:: PROBLEM TO WORK ON ::
Would you write out the listing verbatim and skip every picture in it?
___ DATA SHOWN ___
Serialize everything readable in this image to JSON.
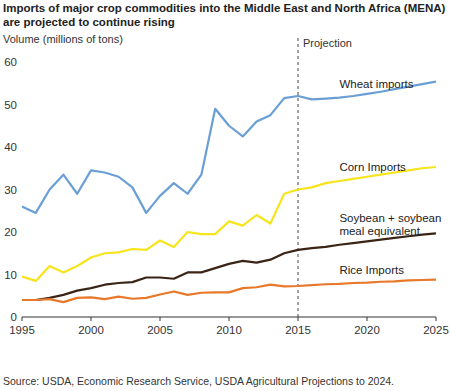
{
  "chart_data": {
    "type": "line",
    "title": "Imports of major crop commodities into the Middle East and North Africa (MENA) are projected to continue rising",
    "y_label": "Volume (millions of tons)",
    "source": "Source: USDA, Economic Research Service, USDA Agricultural Projections to 2024.",
    "annotations": [
      {
        "x": 2015,
        "text": "Projection"
      }
    ],
    "x": [
      1995,
      1996,
      1997,
      1998,
      1999,
      2000,
      2001,
      2002,
      2003,
      2004,
      2005,
      2006,
      2007,
      2008,
      2009,
      2010,
      2011,
      2012,
      2013,
      2014,
      2015,
      2016,
      2017,
      2018,
      2019,
      2020,
      2021,
      2022,
      2023,
      2024,
      2025
    ],
    "xlim": [
      1995,
      2025
    ],
    "xticks": [
      1995,
      2000,
      2005,
      2010,
      2015,
      2020,
      2025
    ],
    "ylim": [
      0,
      60
    ],
    "yticks": [
      0,
      10,
      20,
      30,
      40,
      50,
      60
    ],
    "grid": false,
    "series": [
      {
        "name": "Wheat imports",
        "color": "#6a9fd6",
        "values": [
          26,
          24.5,
          30,
          33.5,
          29,
          34.5,
          34,
          33,
          30.5,
          24.5,
          28.5,
          31.5,
          29,
          33.5,
          49,
          45,
          42.5,
          46,
          47.5,
          51.5,
          52,
          51.2,
          51.4,
          51.6,
          52,
          52.5,
          53,
          53.6,
          54.2,
          54.8,
          55.4
        ]
      },
      {
        "name": "Corn Imports",
        "color": "#f7e41c",
        "values": [
          9.5,
          8.5,
          12,
          10.5,
          12,
          14,
          15,
          15.2,
          16,
          15.8,
          18,
          16.5,
          20,
          19.5,
          19.5,
          22.5,
          21.5,
          24,
          22,
          29,
          30,
          30.5,
          31.5,
          32,
          32.5,
          33,
          33.5,
          34,
          34.5,
          35,
          35.3
        ]
      },
      {
        "name": "Soybean + soybean meal equivalent",
        "color": "#3a2416",
        "values": [
          4,
          4,
          4.5,
          5.2,
          6.2,
          6.8,
          7.6,
          8,
          8.2,
          9.3,
          9.3,
          9,
          10.5,
          10.5,
          11.5,
          12.5,
          13.2,
          12.8,
          13.5,
          15,
          15.8,
          16.2,
          16.5,
          17,
          17.4,
          17.8,
          18.2,
          18.6,
          19,
          19.4,
          19.7
        ]
      },
      {
        "name": "Rice Imports",
        "color": "#e8782a",
        "values": [
          4,
          4,
          4.2,
          3.5,
          4.5,
          4.6,
          4.2,
          4.8,
          4.3,
          4.5,
          5.3,
          6,
          5.2,
          5.7,
          5.8,
          5.8,
          6.8,
          7,
          7.6,
          7.2,
          7.3,
          7.5,
          7.7,
          7.8,
          8,
          8.1,
          8.3,
          8.4,
          8.6,
          8.7,
          8.8
        ]
      }
    ]
  }
}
___
:: THE OUTPUT ::
Serialize everything readable in this image to JSON.
{
  "chart_data": {
    "type": "line",
    "title": "Imports of major crop commodities into the Middle East and North Africa (MENA) are projected to continue rising",
    "y_label": "Volume (millions of tons)",
    "source": "Source: USDA, Economic Research Service, USDA Agricultural Projections to 2024.",
    "annotations": [
      {
        "x": 2015,
        "text": "Projection"
      }
    ],
    "x": [
      1995,
      1996,
      1997,
      1998,
      1999,
      2000,
      2001,
      2002,
      2003,
      2004,
      2005,
      2006,
      2007,
      2008,
      2009,
      2010,
      2011,
      2012,
      2013,
      2014,
      2015,
      2016,
      2017,
      2018,
      2019,
      2020,
      2021,
      2022,
      2023,
      2024,
      2025
    ],
    "xlim": [
      1995,
      2025
    ],
    "xticks": [
      1995,
      2000,
      2005,
      2010,
      2015,
      2020,
      2025
    ],
    "ylim": [
      0,
      60
    ],
    "yticks": [
      0,
      10,
      20,
      30,
      40,
      50,
      60
    ],
    "grid": false,
    "series": [
      {
        "name": "Wheat imports",
        "color": "#6a9fd6",
        "values": [
          26,
          24.5,
          30,
          33.5,
          29,
          34.5,
          34,
          33,
          30.5,
          24.5,
          28.5,
          31.5,
          29,
          33.5,
          49,
          45,
          42.5,
          46,
          47.5,
          51.5,
          52,
          51.2,
          51.4,
          51.6,
          52,
          52.5,
          53,
          53.6,
          54.2,
          54.8,
          55.4
        ]
      },
      {
        "name": "Corn Imports",
        "color": "#f7e41c",
        "values": [
          9.5,
          8.5,
          12,
          10.5,
          12,
          14,
          15,
          15.2,
          16,
          15.8,
          18,
          16.5,
          20,
          19.5,
          19.5,
          22.5,
          21.5,
          24,
          22,
          29,
          30,
          30.5,
          31.5,
          32,
          32.5,
          33,
          33.5,
          34,
          34.5,
          35,
          35.3
        ]
      },
      {
        "name": "Soybean + soybean meal equivalent",
        "color": "#3a2416",
        "values": [
          4,
          4,
          4.5,
          5.2,
          6.2,
          6.8,
          7.6,
          8,
          8.2,
          9.3,
          9.3,
          9,
          10.5,
          10.5,
          11.5,
          12.5,
          13.2,
          12.8,
          13.5,
          15,
          15.8,
          16.2,
          16.5,
          17,
          17.4,
          17.8,
          18.2,
          18.6,
          19,
          19.4,
          19.7
        ]
      },
      {
        "name": "Rice Imports",
        "color": "#e8782a",
        "values": [
          4,
          4,
          4.2,
          3.5,
          4.5,
          4.6,
          4.2,
          4.8,
          4.3,
          4.5,
          5.3,
          6,
          5.2,
          5.7,
          5.8,
          5.8,
          6.8,
          7,
          7.6,
          7.2,
          7.3,
          7.5,
          7.7,
          7.8,
          8,
          8.1,
          8.3,
          8.4,
          8.6,
          8.7,
          8.8
        ]
      }
    ]
  }
}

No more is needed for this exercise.